* Stated task
Pick out every line in the data below that holds "value".

* Data rows

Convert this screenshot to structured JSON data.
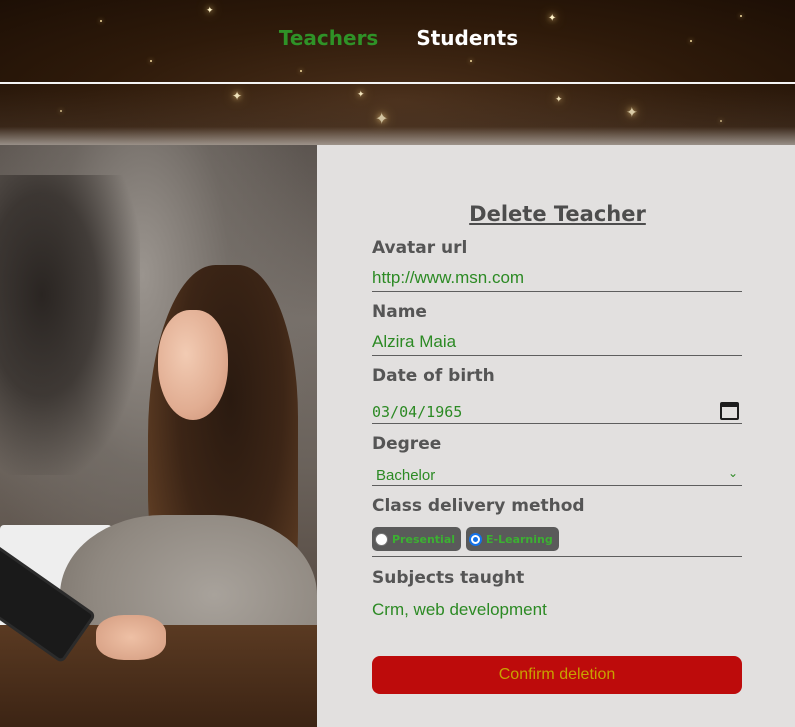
{
  "nav": {
    "items": [
      {
        "label": "Teachers",
        "active": true
      },
      {
        "label": "Students",
        "active": false
      }
    ]
  },
  "form": {
    "title": "Delete Teacher",
    "avatar": {
      "label": "Avatar url",
      "value": "http://www.msn.com"
    },
    "name": {
      "label": "Name",
      "value": "Alzira Maia"
    },
    "dob": {
      "label": "Date of birth",
      "value": "03/04/1965"
    },
    "degree": {
      "label": "Degree",
      "value": "Bachelor"
    },
    "delivery": {
      "label": "Class delivery method",
      "options": [
        {
          "label": "Presential",
          "checked": false
        },
        {
          "label": "E-Learning",
          "checked": true
        }
      ]
    },
    "subjects": {
      "label": "Subjects taught",
      "value": "Crm, web development"
    },
    "confirm_label": "Confirm deletion"
  },
  "colors": {
    "accent_green": "#2f9227",
    "danger_red": "#bd0b0b",
    "button_text": "#c8a200",
    "panel_bg": "#e2e0df"
  },
  "icons": {
    "calendar": "calendar-icon",
    "select_arrow": "chevron-down-icon"
  }
}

* Response to the task
      "value": "http://www.msn.com"
      "value": "Alzira Maia"
      "value": "03/04/1965"
      "value": "Bachelor"
      "value": "Crm, web development"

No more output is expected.